### REQUIREMENT
Say how many lines include "УМВД", with no words around the number.

Stored entries:
# # # # #

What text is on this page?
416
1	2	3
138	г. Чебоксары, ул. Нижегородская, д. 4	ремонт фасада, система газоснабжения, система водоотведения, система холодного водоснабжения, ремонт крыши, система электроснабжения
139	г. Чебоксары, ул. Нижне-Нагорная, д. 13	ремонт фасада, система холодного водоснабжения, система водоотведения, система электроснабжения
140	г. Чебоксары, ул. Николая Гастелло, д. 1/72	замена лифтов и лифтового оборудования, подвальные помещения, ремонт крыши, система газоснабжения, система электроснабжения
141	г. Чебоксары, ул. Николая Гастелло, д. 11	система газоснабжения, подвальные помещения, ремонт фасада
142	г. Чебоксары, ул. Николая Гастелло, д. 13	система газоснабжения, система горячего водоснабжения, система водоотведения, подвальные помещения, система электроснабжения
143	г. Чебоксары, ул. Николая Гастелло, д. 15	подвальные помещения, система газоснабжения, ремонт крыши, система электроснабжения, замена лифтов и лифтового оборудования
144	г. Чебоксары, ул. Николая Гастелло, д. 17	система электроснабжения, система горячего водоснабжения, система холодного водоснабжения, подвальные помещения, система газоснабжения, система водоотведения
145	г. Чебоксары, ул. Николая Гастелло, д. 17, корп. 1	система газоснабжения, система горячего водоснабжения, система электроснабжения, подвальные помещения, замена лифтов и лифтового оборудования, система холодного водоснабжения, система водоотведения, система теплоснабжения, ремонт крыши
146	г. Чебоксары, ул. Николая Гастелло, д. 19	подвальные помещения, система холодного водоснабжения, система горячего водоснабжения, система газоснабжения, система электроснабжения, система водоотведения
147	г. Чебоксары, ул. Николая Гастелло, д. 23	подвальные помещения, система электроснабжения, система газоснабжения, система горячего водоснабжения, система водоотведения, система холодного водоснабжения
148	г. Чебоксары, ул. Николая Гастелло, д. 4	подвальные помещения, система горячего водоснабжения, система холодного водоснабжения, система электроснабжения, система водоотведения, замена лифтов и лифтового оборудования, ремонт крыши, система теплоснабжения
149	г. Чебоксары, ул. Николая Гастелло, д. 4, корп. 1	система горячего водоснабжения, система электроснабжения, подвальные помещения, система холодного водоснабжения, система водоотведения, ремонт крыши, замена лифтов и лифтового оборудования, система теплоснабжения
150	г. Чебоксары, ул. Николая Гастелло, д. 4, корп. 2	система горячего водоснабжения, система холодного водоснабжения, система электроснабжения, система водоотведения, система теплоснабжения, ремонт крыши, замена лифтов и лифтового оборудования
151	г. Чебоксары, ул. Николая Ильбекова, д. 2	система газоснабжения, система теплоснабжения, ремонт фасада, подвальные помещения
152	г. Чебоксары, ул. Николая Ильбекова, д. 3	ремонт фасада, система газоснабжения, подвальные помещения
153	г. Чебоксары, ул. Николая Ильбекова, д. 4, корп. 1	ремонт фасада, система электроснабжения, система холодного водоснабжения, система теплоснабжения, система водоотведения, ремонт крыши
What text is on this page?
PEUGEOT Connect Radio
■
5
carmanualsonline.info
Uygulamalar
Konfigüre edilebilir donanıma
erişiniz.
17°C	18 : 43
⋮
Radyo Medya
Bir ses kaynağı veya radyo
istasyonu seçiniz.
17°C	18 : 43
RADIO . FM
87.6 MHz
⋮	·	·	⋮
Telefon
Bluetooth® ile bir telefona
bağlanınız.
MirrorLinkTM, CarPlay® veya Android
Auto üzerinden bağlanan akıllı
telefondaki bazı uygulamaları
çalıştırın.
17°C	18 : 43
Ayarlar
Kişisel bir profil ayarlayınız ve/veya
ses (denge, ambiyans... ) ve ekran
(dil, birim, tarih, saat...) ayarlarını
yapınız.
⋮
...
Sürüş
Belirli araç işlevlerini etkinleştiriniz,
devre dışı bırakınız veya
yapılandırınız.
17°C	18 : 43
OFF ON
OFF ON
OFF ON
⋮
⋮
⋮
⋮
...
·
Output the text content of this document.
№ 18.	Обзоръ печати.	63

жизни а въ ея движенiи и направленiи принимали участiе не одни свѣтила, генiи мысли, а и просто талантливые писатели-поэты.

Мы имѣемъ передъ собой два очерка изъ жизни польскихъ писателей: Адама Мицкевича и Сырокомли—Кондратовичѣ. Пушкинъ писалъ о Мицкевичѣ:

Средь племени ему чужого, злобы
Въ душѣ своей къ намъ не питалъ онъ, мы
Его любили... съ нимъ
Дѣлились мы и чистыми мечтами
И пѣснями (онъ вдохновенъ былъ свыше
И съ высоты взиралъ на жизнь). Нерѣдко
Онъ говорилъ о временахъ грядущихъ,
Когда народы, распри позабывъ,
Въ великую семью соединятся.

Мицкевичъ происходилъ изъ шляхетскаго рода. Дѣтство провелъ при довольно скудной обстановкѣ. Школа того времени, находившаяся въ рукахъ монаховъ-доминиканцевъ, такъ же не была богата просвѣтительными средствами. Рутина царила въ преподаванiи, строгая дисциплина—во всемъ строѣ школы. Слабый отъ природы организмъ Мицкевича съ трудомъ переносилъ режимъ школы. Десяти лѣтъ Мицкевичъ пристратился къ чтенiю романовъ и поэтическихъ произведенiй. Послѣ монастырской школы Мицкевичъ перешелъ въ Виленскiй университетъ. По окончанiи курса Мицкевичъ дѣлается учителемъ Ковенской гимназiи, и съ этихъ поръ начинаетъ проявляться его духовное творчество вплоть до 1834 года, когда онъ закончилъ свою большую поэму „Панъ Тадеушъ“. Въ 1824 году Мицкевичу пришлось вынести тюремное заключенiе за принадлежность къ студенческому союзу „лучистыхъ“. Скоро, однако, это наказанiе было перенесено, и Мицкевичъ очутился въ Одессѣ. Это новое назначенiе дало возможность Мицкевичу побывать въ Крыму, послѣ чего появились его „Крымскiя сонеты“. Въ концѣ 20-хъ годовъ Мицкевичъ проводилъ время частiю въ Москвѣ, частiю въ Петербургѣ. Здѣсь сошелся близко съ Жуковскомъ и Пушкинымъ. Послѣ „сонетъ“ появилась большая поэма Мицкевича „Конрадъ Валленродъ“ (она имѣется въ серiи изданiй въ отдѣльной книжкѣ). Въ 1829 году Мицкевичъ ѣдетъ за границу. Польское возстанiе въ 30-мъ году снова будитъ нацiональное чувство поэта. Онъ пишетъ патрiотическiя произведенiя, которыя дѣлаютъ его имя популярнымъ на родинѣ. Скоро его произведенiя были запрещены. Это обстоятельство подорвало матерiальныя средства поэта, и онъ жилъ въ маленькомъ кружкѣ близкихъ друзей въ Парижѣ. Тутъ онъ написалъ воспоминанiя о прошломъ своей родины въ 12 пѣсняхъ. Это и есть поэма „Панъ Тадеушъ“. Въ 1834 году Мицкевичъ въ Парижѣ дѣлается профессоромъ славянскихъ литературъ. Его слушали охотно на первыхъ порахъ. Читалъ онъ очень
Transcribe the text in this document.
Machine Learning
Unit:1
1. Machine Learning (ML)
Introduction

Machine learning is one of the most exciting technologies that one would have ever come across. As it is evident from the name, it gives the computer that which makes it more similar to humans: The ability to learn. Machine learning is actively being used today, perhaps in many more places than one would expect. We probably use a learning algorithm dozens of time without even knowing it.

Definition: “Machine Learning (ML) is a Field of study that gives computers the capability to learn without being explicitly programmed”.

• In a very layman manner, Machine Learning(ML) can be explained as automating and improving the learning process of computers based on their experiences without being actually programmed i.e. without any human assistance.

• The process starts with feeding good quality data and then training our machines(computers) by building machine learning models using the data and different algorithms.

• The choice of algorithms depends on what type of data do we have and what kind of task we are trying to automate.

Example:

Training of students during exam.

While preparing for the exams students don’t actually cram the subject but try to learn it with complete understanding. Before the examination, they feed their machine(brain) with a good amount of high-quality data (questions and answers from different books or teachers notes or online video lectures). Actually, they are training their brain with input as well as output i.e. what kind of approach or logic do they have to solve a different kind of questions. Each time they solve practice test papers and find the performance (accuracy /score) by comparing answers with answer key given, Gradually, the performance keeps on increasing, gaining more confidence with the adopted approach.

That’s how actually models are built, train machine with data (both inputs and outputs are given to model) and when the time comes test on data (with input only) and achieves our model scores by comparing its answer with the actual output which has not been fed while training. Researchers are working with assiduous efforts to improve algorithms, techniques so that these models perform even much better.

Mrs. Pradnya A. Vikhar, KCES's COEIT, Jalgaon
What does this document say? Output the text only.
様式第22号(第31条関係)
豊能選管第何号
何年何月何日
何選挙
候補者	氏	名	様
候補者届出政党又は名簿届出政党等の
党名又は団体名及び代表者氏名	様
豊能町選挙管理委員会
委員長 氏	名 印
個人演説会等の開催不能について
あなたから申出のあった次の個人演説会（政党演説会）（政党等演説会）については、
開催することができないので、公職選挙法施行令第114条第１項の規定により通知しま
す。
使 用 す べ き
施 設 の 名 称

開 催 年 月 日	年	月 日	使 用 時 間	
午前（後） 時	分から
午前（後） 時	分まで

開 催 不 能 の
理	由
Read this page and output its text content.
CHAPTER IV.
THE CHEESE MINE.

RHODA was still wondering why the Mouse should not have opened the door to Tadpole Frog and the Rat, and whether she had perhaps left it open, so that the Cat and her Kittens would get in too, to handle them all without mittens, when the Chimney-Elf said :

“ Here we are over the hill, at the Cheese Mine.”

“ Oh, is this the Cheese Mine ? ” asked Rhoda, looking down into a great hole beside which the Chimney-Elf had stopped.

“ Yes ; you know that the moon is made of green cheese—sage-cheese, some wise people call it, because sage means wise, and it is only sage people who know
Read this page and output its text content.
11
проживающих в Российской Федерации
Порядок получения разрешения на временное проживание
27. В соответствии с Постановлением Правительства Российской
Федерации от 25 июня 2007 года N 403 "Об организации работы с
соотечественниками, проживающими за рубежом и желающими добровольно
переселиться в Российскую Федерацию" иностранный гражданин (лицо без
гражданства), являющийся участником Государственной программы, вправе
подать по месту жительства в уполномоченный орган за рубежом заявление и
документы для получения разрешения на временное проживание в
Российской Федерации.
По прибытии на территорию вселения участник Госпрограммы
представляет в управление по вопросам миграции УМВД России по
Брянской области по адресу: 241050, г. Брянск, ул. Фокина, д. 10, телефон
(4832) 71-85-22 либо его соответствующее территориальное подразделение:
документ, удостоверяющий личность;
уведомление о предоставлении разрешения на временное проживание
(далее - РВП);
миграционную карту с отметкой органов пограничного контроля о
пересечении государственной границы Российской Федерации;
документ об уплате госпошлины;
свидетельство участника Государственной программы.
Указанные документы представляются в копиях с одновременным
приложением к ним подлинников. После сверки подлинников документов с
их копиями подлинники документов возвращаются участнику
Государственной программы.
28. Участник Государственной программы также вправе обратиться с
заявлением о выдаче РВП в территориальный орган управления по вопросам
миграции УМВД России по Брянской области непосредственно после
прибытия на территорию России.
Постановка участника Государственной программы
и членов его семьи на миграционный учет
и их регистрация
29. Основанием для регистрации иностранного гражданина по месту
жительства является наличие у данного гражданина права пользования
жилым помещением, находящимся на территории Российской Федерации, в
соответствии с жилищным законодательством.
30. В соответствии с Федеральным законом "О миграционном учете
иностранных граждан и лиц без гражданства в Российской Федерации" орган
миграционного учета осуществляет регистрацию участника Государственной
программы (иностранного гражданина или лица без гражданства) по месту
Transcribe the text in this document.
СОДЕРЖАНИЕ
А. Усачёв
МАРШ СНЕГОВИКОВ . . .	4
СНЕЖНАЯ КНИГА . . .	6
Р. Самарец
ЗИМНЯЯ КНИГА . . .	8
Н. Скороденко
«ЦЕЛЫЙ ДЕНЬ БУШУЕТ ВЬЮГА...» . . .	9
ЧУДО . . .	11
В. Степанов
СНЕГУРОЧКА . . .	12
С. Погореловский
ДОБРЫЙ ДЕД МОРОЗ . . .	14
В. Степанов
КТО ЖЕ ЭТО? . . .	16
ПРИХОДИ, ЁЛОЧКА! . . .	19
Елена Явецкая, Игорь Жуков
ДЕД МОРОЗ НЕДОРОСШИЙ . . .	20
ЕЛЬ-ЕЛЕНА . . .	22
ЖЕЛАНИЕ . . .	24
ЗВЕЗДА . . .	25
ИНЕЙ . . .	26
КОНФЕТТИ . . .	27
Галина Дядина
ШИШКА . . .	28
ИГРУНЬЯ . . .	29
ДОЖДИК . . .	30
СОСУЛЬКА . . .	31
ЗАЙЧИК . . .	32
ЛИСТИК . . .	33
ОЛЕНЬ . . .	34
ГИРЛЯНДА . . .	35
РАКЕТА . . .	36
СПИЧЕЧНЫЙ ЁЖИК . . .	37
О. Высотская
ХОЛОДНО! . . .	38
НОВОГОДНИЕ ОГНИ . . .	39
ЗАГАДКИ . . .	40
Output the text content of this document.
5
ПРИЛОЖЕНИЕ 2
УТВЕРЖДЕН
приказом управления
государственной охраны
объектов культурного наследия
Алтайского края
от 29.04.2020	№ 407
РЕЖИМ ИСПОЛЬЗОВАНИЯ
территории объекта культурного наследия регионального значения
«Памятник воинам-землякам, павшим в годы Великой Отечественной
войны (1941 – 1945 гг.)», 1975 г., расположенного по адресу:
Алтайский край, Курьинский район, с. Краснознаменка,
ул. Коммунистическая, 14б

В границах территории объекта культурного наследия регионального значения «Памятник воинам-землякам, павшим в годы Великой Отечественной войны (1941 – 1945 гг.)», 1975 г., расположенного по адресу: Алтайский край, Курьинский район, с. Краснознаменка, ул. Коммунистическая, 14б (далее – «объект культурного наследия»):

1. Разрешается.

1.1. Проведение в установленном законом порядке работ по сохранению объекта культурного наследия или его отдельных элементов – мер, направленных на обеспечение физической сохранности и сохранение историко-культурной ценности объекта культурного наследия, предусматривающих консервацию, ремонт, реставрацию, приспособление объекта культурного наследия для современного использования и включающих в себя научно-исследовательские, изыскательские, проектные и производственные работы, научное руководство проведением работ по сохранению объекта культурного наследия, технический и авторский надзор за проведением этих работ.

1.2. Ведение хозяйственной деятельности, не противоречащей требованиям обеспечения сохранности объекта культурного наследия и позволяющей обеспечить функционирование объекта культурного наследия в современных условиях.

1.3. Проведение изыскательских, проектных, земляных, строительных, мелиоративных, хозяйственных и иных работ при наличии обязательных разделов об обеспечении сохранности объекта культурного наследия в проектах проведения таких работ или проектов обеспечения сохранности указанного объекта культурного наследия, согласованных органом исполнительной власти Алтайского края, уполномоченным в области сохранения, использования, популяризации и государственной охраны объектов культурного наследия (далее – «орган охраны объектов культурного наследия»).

# # # # #

### COMPLETE ANSWER
2